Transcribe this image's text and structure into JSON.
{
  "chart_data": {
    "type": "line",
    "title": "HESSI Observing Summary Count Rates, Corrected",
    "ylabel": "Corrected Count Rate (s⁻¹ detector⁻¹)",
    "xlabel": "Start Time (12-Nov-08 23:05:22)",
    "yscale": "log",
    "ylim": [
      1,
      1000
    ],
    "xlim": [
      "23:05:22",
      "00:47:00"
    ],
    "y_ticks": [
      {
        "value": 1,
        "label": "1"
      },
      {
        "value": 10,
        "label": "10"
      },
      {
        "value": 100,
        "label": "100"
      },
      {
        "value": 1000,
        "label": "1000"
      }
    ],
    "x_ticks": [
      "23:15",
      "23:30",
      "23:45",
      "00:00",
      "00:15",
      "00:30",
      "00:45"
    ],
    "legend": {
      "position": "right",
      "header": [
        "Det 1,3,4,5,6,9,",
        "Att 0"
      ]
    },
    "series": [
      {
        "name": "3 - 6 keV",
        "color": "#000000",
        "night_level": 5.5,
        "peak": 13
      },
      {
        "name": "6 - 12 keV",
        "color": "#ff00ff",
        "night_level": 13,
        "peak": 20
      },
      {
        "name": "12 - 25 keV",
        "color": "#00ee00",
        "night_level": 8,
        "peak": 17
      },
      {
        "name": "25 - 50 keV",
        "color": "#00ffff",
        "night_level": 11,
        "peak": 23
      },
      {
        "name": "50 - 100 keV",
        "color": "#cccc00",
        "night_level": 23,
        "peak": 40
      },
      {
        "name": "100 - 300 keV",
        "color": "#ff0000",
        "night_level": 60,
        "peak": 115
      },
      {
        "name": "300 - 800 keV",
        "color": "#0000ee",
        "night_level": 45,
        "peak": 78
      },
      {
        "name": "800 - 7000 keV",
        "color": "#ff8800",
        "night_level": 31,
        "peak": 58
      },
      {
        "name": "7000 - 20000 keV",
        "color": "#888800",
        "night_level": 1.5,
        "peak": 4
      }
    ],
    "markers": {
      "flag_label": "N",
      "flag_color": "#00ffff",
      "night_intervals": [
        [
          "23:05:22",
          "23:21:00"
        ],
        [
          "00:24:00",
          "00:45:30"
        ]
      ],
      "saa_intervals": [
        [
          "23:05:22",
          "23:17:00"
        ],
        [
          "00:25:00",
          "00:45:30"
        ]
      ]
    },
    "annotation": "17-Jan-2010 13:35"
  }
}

========

Filter the records, keeping only lines that contain "Count", and show those lines.

Worked solution ::
    "title": "HESSI Observing Summary Count Rates, Corrected",
    "ylabel": "Corrected Count Rate (s⁻¹ detector⁻¹)",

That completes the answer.